Write out each line of the listing as it stands, without the images.
**** Data for this task
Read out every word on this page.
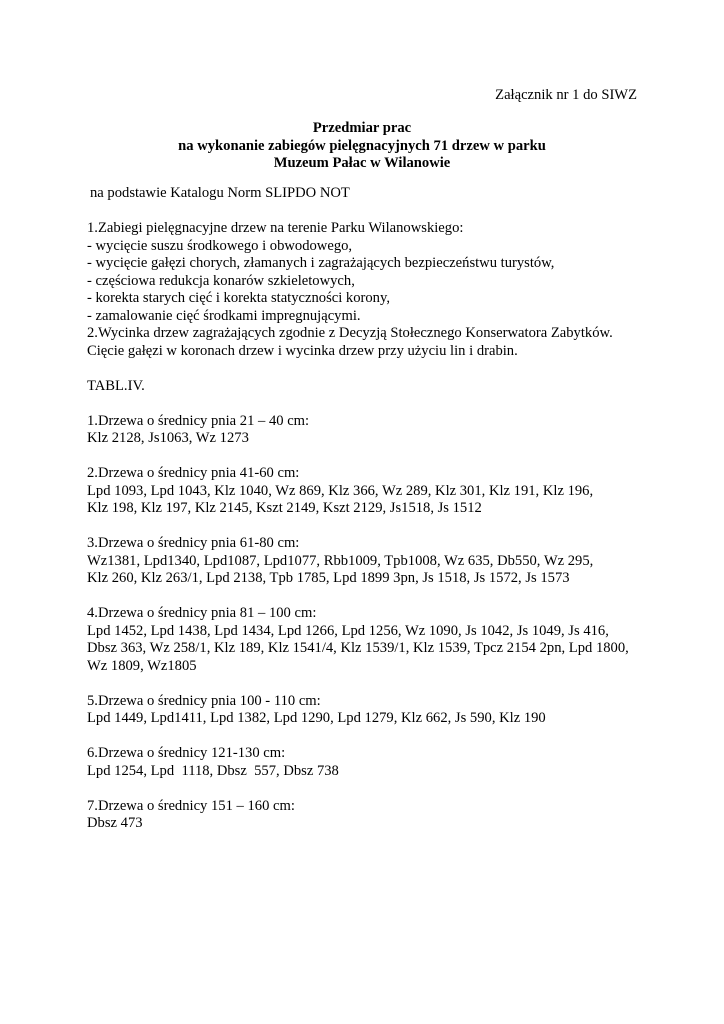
Załącznik nr 1 do SIWZ
Przedmiar prac
na wykonanie zabiegów pielęgnacyjnych 71 drzew w parku
Muzeum Pałac w Wilanowie
na podstawie Katalogu Norm SLIPDO NOT
1.Zabiegi pielęgnacyjne drzew na terenie Parku Wilanowskiego:
- wycięcie suszu środkowego i obwodowego,
- wycięcie gałęzi chorych, złamanych i zagrażających bezpieczeństwu turystów,
- częściowa redukcja konarów szkieletowych,
- korekta starych cięć i korekta statyczności korony,
- zamalowanie cięć środkami impregnującymi.
2.Wycinka drzew zagrażających zgodnie z Decyzją Stołecznego Konserwatora Zabytków.
Cięcie gałęzi w koronach drzew i wycinka drzew przy użyciu lin i drabin.
TABL.IV.
1.Drzewa o średnicy pnia 21 – 40 cm:
Klz 2128, Js1063, Wz 1273
2.Drzewa o średnicy pnia 41-60 cm:
Lpd 1093, Lpd 1043, Klz 1040, Wz 869, Klz 366, Wz 289, Klz 301, Klz 191, Klz 196,
Klz 198, Klz 197, Klz 2145, Kszt 2149, Kszt 2129, Js1518, Js 1512
3.Drzewa o średnicy pnia 61-80 cm:
Wz1381, Lpd1340, Lpd1087, Lpd1077, Rbb1009, Tpb1008, Wz 635, Db550, Wz 295,
Klz 260, Klz 263/1, Lpd 2138, Tpb 1785, Lpd 1899 3pn, Js 1518, Js 1572, Js 1573
4.Drzewa o średnicy pnia 81 – 100 cm:
Lpd 1452, Lpd 1438, Lpd 1434, Lpd 1266, Lpd 1256, Wz 1090, Js 1042, Js 1049, Js 416,
Dbsz 363, Wz 258/1, Klz 189, Klz 1541/4, Klz 1539/1, Klz 1539, Tpcz 2154 2pn, Lpd 1800,
Wz 1809, Wz1805
5.Drzewa o średnicy pnia 100 - 110 cm:
Lpd 1449, Lpd1411, Lpd 1382, Lpd 1290, Lpd 1279, Klz 662, Js 590, Klz 190
6.Drzewa o średnicy 121-130 cm:
Lpd 1254, Lpd  1118, Dbsz  557, Dbsz 738
7.Drzewa o średnicy 151 – 160 cm:
Dbsz 473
********
**Full solution**
Read out every word on this page.
Załącznik nr 1 do SIWZ
Przedmiar prac
na wykonanie zabiegów pielęgnacyjnych 71 drzew w parku
Muzeum Pałac w Wilanowie
na podstawie Katalogu Norm SLIPDO NOT
1.Zabiegi pielęgnacyjne drzew na terenie Parku Wilanowskiego:
- wycięcie suszu środkowego i obwodowego,
- wycięcie gałęzi chorych, złamanych i zagrażających bezpieczeństwu turystów,
- częściowa redukcja konarów szkieletowych,
- korekta starych cięć i korekta statyczności korony,
- zamalowanie cięć środkami impregnującymi.
2.Wycinka drzew zagrażających zgodnie z Decyzją Stołecznego Konserwatora Zabytków.
Cięcie gałęzi w koronach drzew i wycinka drzew przy użyciu lin i drabin.
TABL.IV.
1.Drzewa o średnicy pnia 21 – 40 cm:
Klz 2128, Js1063, Wz 1273
2.Drzewa o średnicy pnia 41-60 cm:
Lpd 1093, Lpd 1043, Klz 1040, Wz 869, Klz 366, Wz 289, Klz 301, Klz 191, Klz 196,
Klz 198, Klz 197, Klz 2145, Kszt 2149, Kszt 2129, Js1518, Js 1512
3.Drzewa o średnicy pnia 61-80 cm:
Wz1381, Lpd1340, Lpd1087, Lpd1077, Rbb1009, Tpb1008, Wz 635, Db550, Wz 295,
Klz 260, Klz 263/1, Lpd 2138, Tpb 1785, Lpd 1899 3pn, Js 1518, Js 1572, Js 1573
4.Drzewa o średnicy pnia 81 – 100 cm:
Lpd 1452, Lpd 1438, Lpd 1434, Lpd 1266, Lpd 1256, Wz 1090, Js 1042, Js 1049, Js 416,
Dbsz 363, Wz 258/1, Klz 189, Klz 1541/4, Klz 1539/1, Klz 1539, Tpcz 2154 2pn, Lpd 1800,
Wz 1809, Wz1805
5.Drzewa o średnicy pnia 100 - 110 cm:
Lpd 1449, Lpd1411, Lpd 1382, Lpd 1290, Lpd 1279, Klz 662, Js 590, Klz 190
6.Drzewa o średnicy 121-130 cm:
Lpd 1254, Lpd  1118, Dbsz  557, Dbsz 738
7.Drzewa o średnicy 151 – 160 cm:
Dbsz 473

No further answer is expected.